(Dataset items)
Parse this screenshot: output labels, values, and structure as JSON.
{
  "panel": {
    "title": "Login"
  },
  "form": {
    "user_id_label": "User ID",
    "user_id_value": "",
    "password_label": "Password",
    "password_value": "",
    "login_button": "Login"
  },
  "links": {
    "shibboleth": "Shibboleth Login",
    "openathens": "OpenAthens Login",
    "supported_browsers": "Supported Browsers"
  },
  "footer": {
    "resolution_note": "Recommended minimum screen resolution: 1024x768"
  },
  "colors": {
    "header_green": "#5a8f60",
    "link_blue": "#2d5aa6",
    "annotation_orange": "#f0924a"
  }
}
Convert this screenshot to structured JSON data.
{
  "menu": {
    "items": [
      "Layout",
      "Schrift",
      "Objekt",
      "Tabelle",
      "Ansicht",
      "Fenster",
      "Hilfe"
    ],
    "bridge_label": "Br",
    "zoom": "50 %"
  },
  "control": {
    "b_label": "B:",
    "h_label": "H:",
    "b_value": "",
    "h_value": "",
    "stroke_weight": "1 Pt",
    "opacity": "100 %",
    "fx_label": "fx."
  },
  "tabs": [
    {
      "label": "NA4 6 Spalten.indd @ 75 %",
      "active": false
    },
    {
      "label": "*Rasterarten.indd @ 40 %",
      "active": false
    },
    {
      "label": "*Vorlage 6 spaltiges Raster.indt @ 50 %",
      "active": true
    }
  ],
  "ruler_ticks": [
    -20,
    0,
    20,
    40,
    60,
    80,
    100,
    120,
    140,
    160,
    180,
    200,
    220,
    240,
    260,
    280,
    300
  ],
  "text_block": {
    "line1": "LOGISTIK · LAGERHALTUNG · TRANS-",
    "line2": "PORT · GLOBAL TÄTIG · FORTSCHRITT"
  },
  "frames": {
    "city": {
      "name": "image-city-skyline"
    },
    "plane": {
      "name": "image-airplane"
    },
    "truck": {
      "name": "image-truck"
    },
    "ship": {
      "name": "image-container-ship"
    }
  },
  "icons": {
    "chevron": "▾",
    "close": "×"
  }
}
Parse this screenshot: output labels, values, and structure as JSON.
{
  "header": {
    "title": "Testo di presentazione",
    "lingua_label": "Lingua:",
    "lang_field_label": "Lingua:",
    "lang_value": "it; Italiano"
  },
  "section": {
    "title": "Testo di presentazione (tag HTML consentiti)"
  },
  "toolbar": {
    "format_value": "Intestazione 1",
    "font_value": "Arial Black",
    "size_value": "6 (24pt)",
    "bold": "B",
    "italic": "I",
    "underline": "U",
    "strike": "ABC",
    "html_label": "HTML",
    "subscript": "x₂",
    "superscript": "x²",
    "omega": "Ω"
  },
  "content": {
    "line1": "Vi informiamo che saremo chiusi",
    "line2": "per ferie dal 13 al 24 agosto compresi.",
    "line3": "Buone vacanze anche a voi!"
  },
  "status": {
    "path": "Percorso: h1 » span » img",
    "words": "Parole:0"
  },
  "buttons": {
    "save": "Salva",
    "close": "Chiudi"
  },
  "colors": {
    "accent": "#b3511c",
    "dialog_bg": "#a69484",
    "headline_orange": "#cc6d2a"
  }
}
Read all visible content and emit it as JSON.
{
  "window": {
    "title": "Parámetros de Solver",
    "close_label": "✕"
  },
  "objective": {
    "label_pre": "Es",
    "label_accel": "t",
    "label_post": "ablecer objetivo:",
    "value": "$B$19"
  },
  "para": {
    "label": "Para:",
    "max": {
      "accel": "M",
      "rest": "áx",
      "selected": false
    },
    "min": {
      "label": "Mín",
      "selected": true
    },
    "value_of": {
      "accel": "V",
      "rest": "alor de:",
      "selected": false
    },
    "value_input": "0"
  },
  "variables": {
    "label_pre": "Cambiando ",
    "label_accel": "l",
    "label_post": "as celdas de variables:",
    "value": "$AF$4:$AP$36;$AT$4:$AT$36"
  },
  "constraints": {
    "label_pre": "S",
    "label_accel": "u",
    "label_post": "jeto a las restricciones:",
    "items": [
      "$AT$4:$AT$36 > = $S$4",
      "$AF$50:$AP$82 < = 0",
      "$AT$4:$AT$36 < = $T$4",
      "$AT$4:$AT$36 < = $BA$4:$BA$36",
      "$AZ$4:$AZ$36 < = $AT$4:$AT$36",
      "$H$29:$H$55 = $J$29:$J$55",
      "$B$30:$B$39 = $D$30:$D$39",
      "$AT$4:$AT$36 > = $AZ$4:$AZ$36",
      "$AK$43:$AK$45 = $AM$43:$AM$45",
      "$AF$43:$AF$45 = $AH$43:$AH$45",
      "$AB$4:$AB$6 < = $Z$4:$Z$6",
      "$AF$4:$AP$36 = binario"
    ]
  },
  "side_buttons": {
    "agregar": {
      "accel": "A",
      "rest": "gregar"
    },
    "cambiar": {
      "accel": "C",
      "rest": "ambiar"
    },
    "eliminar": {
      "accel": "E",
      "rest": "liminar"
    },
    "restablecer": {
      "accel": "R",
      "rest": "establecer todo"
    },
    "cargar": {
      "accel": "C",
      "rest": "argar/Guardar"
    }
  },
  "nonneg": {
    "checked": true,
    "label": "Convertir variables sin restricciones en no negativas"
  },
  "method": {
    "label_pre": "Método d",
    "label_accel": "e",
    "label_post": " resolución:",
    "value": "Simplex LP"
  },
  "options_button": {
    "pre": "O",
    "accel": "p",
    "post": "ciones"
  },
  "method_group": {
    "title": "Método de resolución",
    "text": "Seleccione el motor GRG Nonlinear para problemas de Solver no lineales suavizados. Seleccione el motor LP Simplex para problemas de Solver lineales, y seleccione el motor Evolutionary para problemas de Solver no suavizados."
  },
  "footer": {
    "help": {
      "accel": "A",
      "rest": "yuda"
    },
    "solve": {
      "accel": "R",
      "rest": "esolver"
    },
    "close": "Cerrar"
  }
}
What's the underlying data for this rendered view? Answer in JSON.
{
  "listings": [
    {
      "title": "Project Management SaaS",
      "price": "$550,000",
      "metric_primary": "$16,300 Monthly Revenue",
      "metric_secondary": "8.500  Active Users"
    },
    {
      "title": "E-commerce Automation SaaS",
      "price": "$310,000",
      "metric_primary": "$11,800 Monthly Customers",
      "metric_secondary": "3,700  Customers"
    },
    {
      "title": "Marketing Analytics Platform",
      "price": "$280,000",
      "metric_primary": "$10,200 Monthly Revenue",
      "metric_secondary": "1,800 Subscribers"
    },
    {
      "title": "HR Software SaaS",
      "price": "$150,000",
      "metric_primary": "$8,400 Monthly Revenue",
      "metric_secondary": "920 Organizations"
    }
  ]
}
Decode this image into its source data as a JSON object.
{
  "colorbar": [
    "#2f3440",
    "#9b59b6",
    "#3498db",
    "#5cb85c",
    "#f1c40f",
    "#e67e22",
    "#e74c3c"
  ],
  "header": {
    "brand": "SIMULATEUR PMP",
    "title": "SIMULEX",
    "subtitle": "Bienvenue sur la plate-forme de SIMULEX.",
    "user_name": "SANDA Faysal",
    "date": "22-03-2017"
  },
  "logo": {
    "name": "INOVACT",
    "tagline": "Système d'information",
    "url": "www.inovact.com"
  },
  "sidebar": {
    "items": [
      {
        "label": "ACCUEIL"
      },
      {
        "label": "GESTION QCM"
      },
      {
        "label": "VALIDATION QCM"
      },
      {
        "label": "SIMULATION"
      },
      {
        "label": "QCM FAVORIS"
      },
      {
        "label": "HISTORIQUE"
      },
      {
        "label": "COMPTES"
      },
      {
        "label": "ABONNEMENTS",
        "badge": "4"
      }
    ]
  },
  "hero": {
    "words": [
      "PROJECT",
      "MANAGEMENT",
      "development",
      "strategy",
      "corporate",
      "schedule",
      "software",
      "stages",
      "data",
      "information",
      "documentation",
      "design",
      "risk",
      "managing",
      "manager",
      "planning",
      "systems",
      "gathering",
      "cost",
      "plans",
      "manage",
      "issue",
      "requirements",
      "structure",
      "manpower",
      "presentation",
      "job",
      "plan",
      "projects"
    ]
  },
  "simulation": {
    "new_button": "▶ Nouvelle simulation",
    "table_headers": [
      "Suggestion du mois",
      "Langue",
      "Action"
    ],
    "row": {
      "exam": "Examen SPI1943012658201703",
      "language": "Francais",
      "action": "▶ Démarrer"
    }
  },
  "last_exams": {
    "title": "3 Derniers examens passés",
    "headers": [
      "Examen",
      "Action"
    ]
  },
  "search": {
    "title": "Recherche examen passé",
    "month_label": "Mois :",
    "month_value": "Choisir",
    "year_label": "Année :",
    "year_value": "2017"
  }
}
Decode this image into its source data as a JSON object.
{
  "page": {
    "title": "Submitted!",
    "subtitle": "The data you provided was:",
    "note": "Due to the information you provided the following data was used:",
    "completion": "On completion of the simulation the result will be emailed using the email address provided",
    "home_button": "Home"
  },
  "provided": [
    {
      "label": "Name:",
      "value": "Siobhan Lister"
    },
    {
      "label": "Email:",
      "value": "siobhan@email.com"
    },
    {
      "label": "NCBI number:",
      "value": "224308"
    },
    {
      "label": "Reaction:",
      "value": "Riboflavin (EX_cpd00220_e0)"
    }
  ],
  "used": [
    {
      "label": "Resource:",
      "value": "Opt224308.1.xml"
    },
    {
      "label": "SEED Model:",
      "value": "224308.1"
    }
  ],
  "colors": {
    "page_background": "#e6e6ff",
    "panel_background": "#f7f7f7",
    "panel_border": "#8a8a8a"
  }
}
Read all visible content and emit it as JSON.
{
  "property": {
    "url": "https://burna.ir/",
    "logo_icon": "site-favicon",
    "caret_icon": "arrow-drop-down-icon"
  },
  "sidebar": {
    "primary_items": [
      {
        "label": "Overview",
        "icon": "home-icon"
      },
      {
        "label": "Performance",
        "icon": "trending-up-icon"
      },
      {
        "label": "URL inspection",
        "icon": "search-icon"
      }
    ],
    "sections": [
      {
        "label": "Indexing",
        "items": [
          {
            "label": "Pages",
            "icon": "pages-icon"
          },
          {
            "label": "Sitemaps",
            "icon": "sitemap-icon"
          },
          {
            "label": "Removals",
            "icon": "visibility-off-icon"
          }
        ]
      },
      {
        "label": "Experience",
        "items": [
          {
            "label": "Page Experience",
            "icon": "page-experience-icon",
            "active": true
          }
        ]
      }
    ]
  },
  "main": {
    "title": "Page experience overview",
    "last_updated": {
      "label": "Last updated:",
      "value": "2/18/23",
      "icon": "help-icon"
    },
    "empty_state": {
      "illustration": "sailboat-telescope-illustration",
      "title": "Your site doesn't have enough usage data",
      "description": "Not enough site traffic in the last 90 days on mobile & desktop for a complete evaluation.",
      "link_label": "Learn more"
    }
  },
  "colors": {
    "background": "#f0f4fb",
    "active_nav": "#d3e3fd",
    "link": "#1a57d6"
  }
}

## Task to carry out:
Leave out every line without the string "Testo" and copy the rest.

## Worked answer:
    "title": "Testo di presentazione",
    "title": "Testo di presentazione (tag HTML consentiti)"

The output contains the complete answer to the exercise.